Task requirements: Search the data below for "acquired"; list each line that holds it.

Items listed in a dataset
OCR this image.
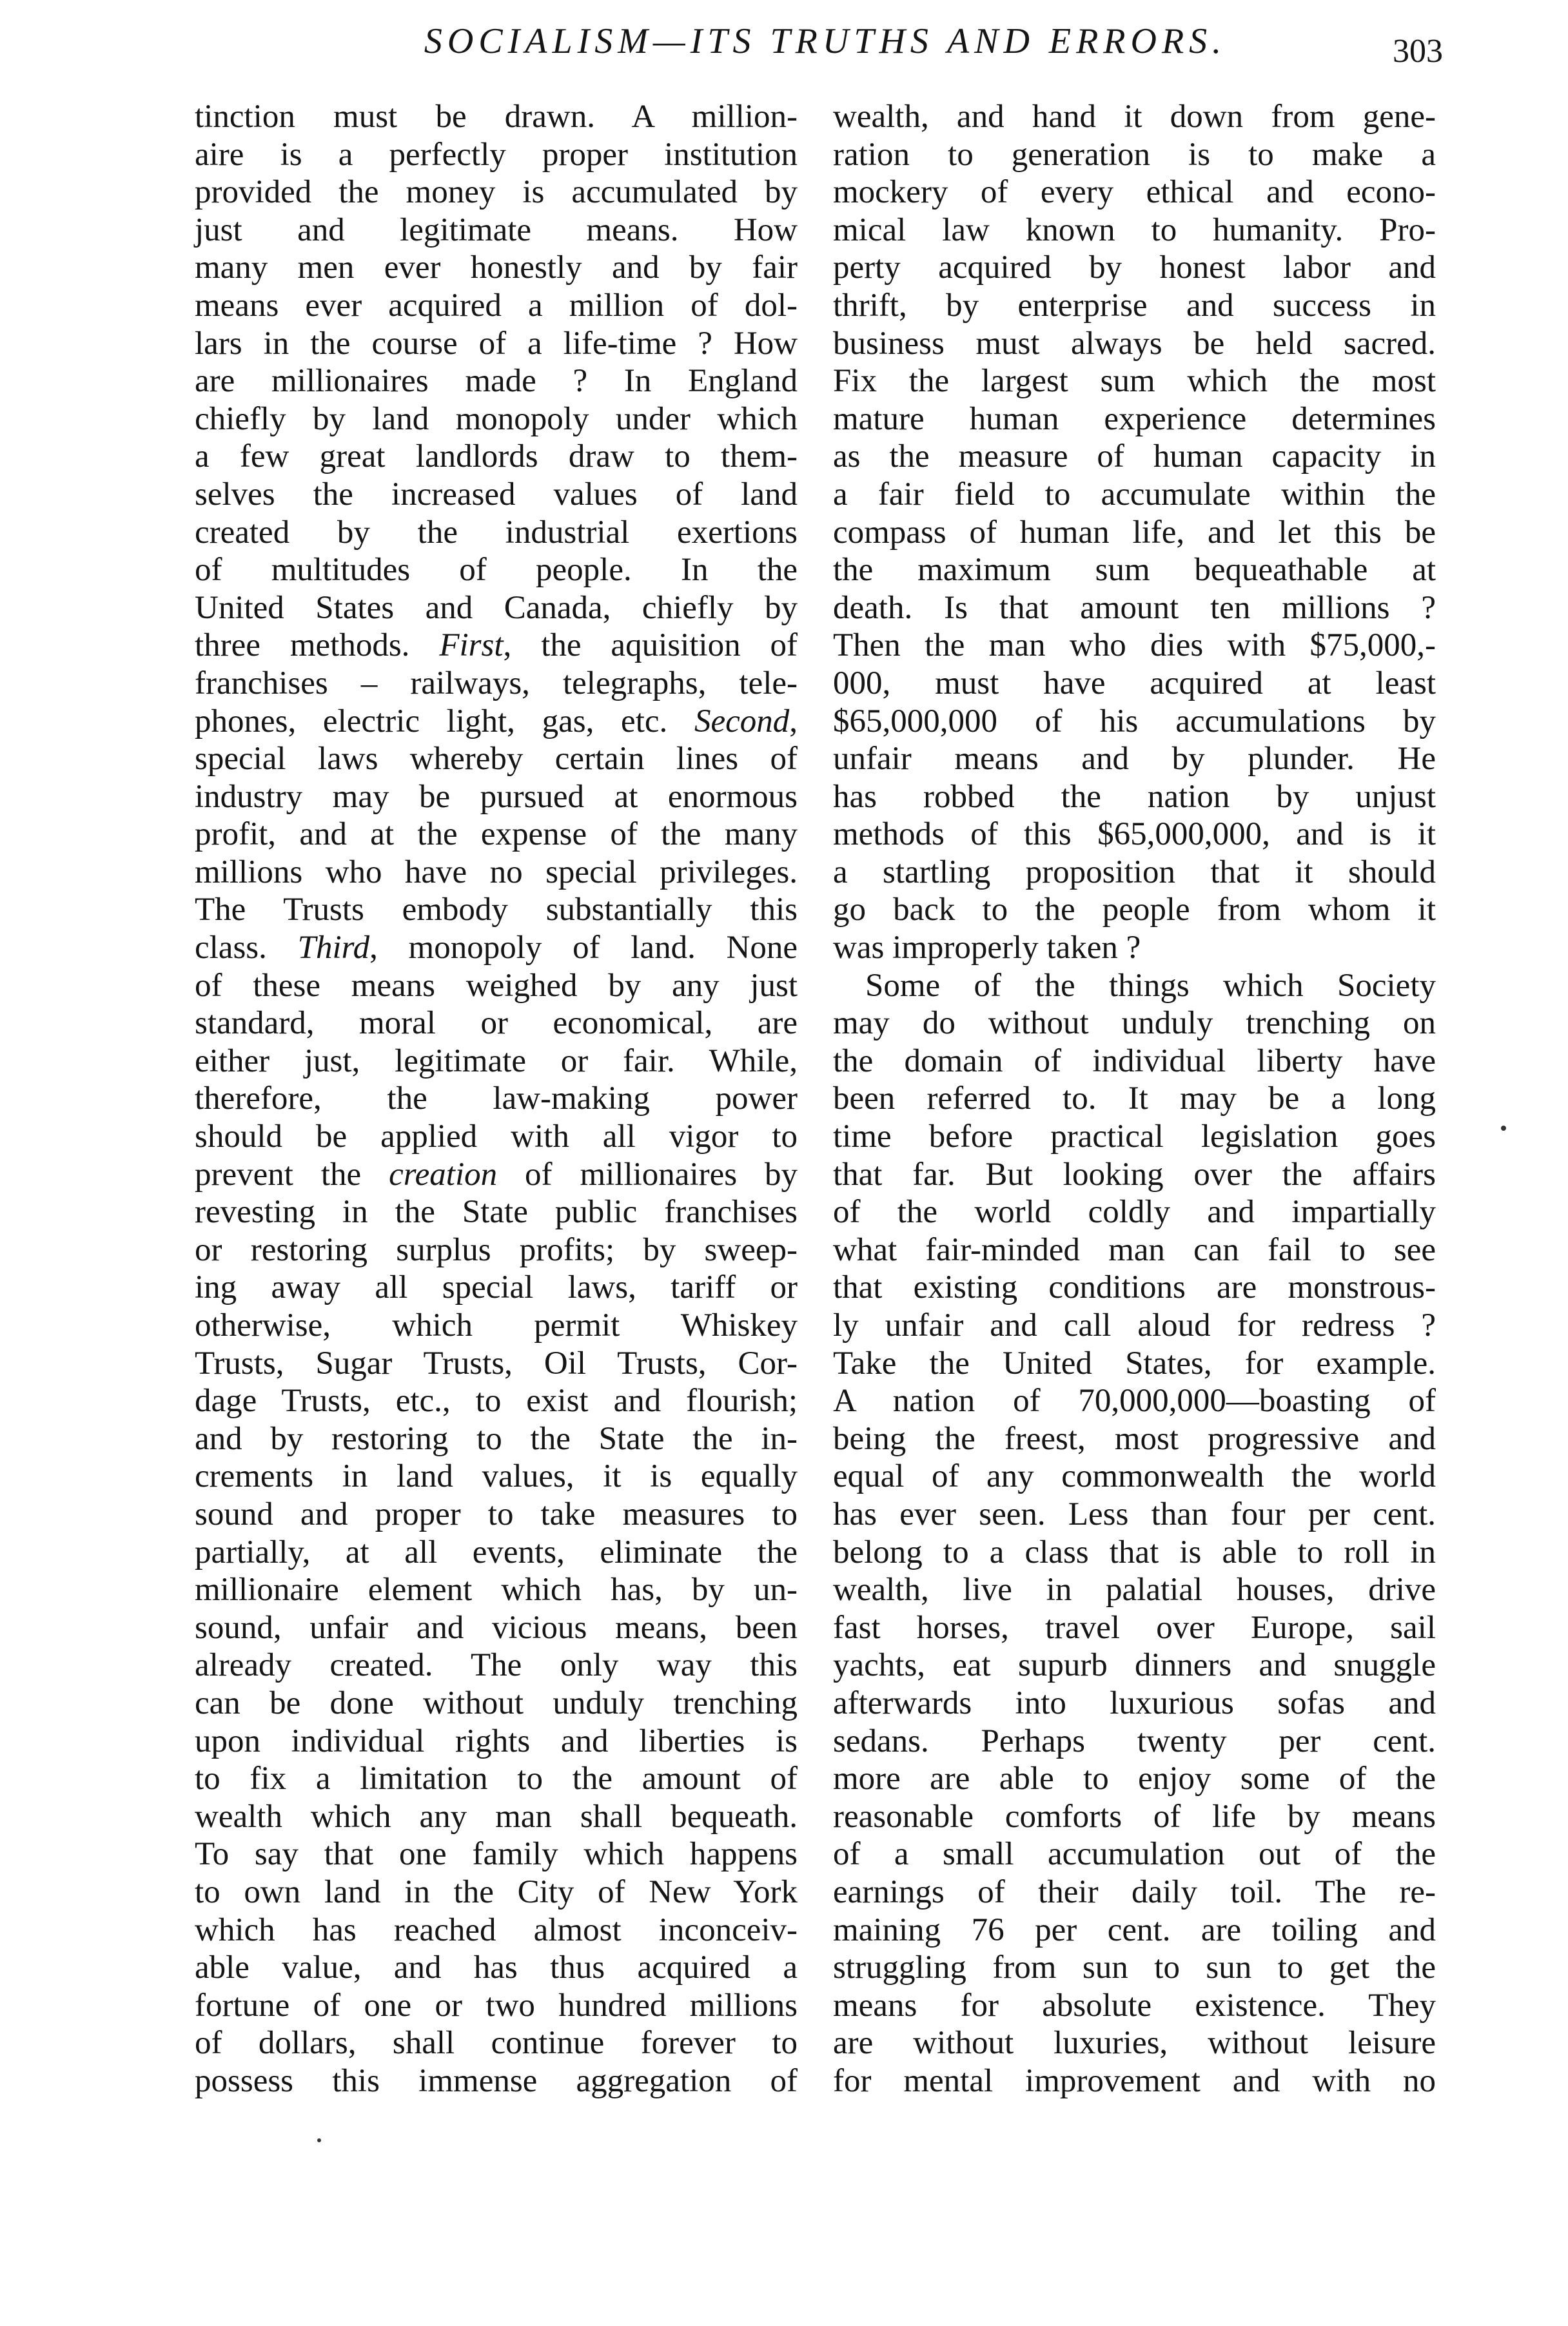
SOCIALISM—ITS TRUTHS AND ERRORS.	303
tinction must be drawn. A million-
aire is a perfectly proper institution
provided the money is accumulated by
just and legitimate means. How
many men ever honestly and by fair
means ever acquired a million of dol-
lars in the course of a life-time ? How
are millionaires made ? In England
chiefly by land monopoly under which
a few great landlords draw to them-
selves the increased values of land
created by the industrial exertions
of multitudes of people. In the
United States and Canada, chiefly by
three methods. First, the aquisition of
franchises – railways, telegraphs, tele-
phones, electric light, gas, etc. Second,
special laws whereby certain lines of
industry may be pursued at enormous
profit, and at the expense of the many
millions who have no special privileges.
The Trusts embody substantially this
class. Third, monopoly of land. None
of these means weighed by any just
standard, moral or economical, are
either just, legitimate or fair. While,
therefore, the law-making power
should be applied with all vigor to
prevent the creation of millionaires by
revesting in the State public franchises
or restoring surplus profits; by sweep-
ing away all special laws, tariff or
otherwise, which permit Whiskey
Trusts, Sugar Trusts, Oil Trusts, Cor-
dage Trusts, etc., to exist and flourish;
and by restoring to the State the in-
crements in land values, it is equally
sound and proper to take measures to
partially, at all events, eliminate the
millionaire element which has, by un-
sound, unfair and vicious means, been
already created. The only way this
can be done without unduly trenching
upon individual rights and liberties is
to fix a limitation to the amount of
wealth which any man shall bequeath.
To say that one family which happens
to own land in the City of New York
which has reached almost inconceiv-
able value, and has thus acquired a
fortune of one or two hundred millions
of dollars, shall continue forever to
possess this immense aggregation of
wealth, and hand it down from gene-
ration to generation is to make a
mockery of every ethical and econo-
mical law known to humanity. Pro-
perty acquired by honest labor and
thrift, by enterprise and success in
business must always be held sacred.
Fix the largest sum which the most
mature human experience determines
as the measure of human capacity in
a fair field to accumulate within the
compass of human life, and let this be
the maximum sum bequeathable at
death. Is that amount ten millions ?
Then the man who dies with $75,000,-
000, must have acquired at least
$65,000,000 of his accumulations by
unfair means and by plunder. He
has robbed the nation by unjust
methods of this $65,000,000, and is it
a startling proposition that it should
go back to the people from whom it
was improperly taken ?
Some of the things which Society
may do without unduly trenching on
the domain of individual liberty have
been referred to. It may be a long
time before practical legislation goes
that far. But looking over the affairs
of the world coldly and impartially
what fair-minded man can fail to see
that existing conditions are monstrous-
ly unfair and call aloud for redress ?
Take the United States, for example.
A nation of 70,000,000—boasting of
being the freest, most progressive and
equal of any commonwealth the world
has ever seen. Less than four per cent.
belong to a class that is able to roll in
wealth, live in palatial houses, drive
fast horses, travel over Europe, sail
yachts, eat supurb dinners and snuggle
afterwards into luxurious sofas and
sedans. Perhaps twenty per cent.
more are able to enjoy some of the
reasonable comforts of life by means
of a small accumulation out of the
earnings of their daily toil. The re-
maining 76 per cent. are toiling and
struggling from sun to sun to get the
means for absolute existence. They
are without luxuries, without leisure
for mental improvement and with no
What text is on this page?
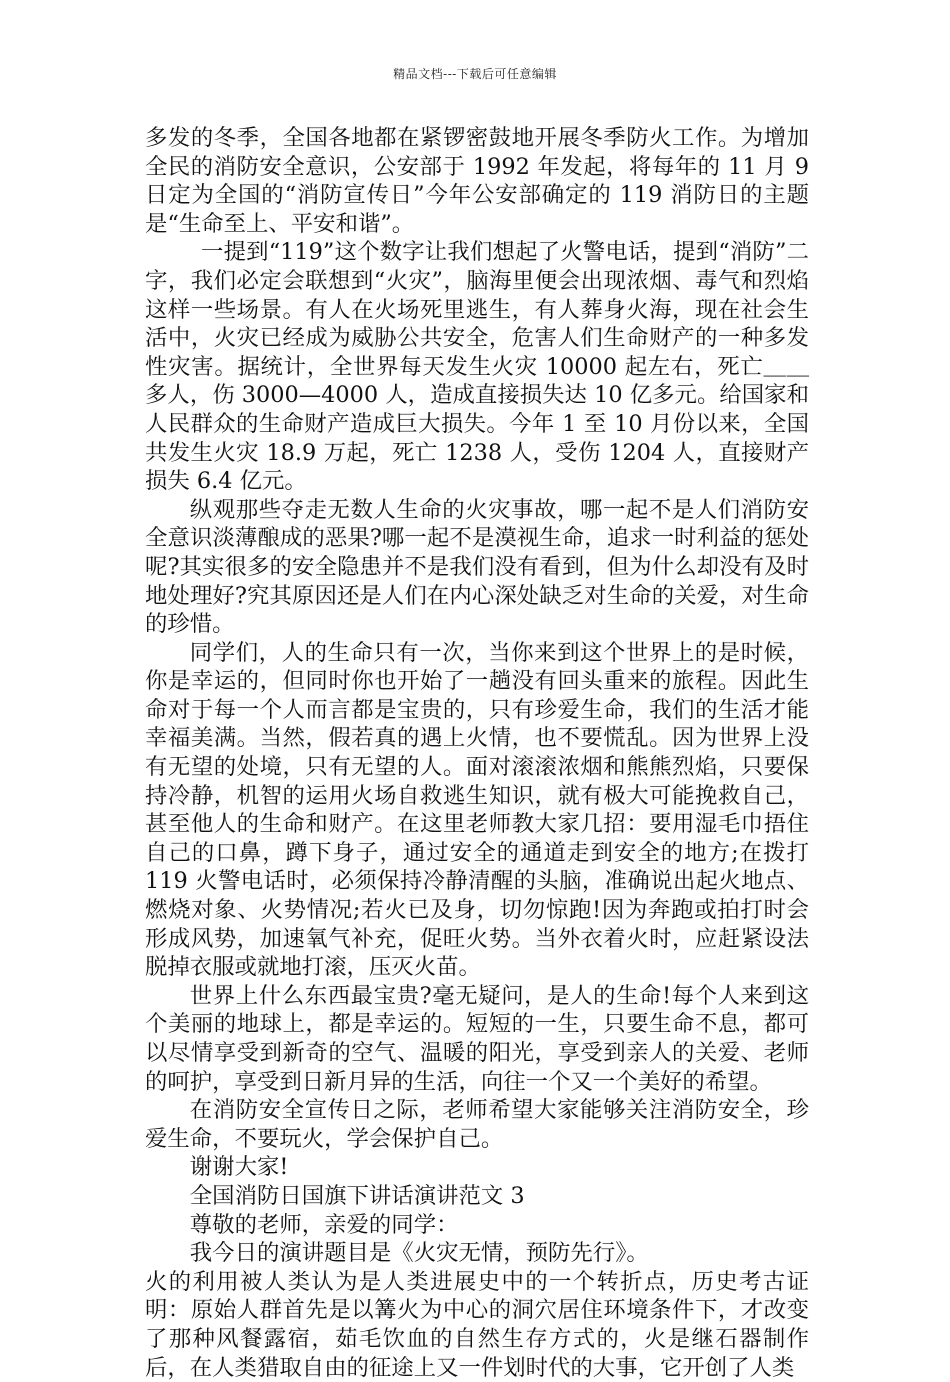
精品文档---下载后可任意编辑

多发的冬季，全国各地都在紧锣密鼓地开展冬季防火工作。为增加全民的消防安全意识，公安部于 1992 年发起，将每年的 11 月 9 日定为全国的“消防宣传日”今年公安部确定的 119 消防日的主题是“生命至上、平安和谐”。

一提到“119”这个数字让我们想起了火警电话，提到“消防”二字，我们必定会联想到“火灾”，脑海里便会出现浓烟、毒气和烈焰这样一些场景。有人在火场死里逃生，有人葬身火海，现在社会生活中，火灾已经成为威胁公共安全，危害人们生命财产的一种多发性灾害。据统计，全世界每天发生火灾 10000 起左右，死亡＿＿多人，伤 3000—4000 人，造成直接损失达 10 亿多元。给国家和人民群众的生命财产造成巨大损失。今年 1 至 10 月份以来，全国共发生火灾 18.9 万起，死亡 1238 人，受伤 1204 人，直接财产损失 6.4 亿元。

纵观那些夺走无数人生命的火灾事故，哪一起不是人们消防安全意识淡薄酿成的恶果?哪一起不是漠视生命，追求一时利益的惩处呢?其实很多的安全隐患并不是我们没有看到，但为什么却没有及时地处理好?究其原因还是人们在内心深处缺乏对生命的关爱，对生命的珍惜。

同学们，人的生命只有一次，当你来到这个世界上的是时候，你是幸运的，但同时你也开始了一趟没有回头重来的旅程。因此生命对于每一个人而言都是宝贵的，只有珍爱生命，我们的生活才能幸福美满。当然，假若真的遇上火情，也不要慌乱。因为世界上没有无望的处境，只有无望的人。面对滚滚浓烟和熊熊烈焰，只要保持冷静，机智的运用火场自救逃生知识，就有极大可能挽救自己，甚至他人的生命和财产。在这里老师教大家几招：要用湿毛巾捂住自己的口鼻，蹲下身子，通过安全的通道走到安全的地方;在拨打 119 火警电话时，必须保持冷静清醒的头脑，准确说出起火地点、燃烧对象、火势情况;若火已及身，切勿惊跑!因为奔跑或拍打时会形成风势，加速氧气补充，促旺火势。当外衣着火时，应赶紧设法脱掉衣服或就地打滚，压灭火苗。

世界上什么东西最宝贵?毫无疑问，是人的生命!每个人来到这个美丽的地球上，都是幸运的。短短的一生，只要生命不息，都可以尽情享受到新奇的空气、温暖的阳光，享受到亲人的关爱、老师的呵护，享受到日新月异的生活，向往一个又一个美好的希望。

在消防安全宣传日之际，老师希望大家能够关注消防安全，珍爱生命，不要玩火，学会保护自己。

谢谢大家!

全国消防日国旗下讲话演讲范文 3

尊敬的老师，亲爱的同学：

我今日的演讲题目是《火灾无情，预防先行》。

火的利用被人类认为是人类进展史中的一个转折点，历史考古证明：原始人群首先是以篝火为中心的洞穴居住环境条件下，才改变了那种风餐露宿，茹毛饮血的自然生存方式的，火是继石器制作后，在人类猎取自由的征途上又一件划时代的大事，它开创了人类
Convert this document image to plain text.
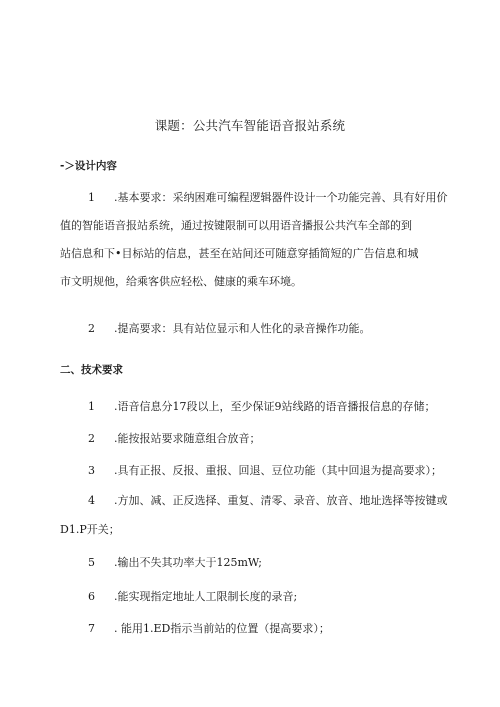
课题：公共汽车智能语音报站系统
-＞设计内容
1 .基本要求：采纳困难可编程逻辑器件设计一个功能完善、具有好用价
值的智能语音报站系统，通过按键限制可以用语音播报公共汽车全部的到
站信息和下•目标站的信息，甚至在站间还可随意穿插简短的广告信息和城
市文明规他，给乘客供应轻松、健康的乘车环境。
2 .提高要求：具有站位显示和人性化的录音操作功能。
二、技术要求
1 .语音信息分17段以上，至少保证9站线路的语音播报信息的存储；
2 .能按报站要求随意组合放音；
3 .具有正报、反报、重报、回退、豆位功能（其中回退为提高要求）；
4 .方加、减、正反选择、重复、清零、录音、放音、地址选择等按键或
D1.P开关；
5 .输出不失其功率大于125mW;
6 .能实现指定地址人工限制长度的录音;
7 . 能用1.ED指示当前站的位置（提高要求）；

Solved problem:
means ever acquired a million of dol-
able value, and has thus acquired a
perty acquired by honest labor and
000, must have acquired at least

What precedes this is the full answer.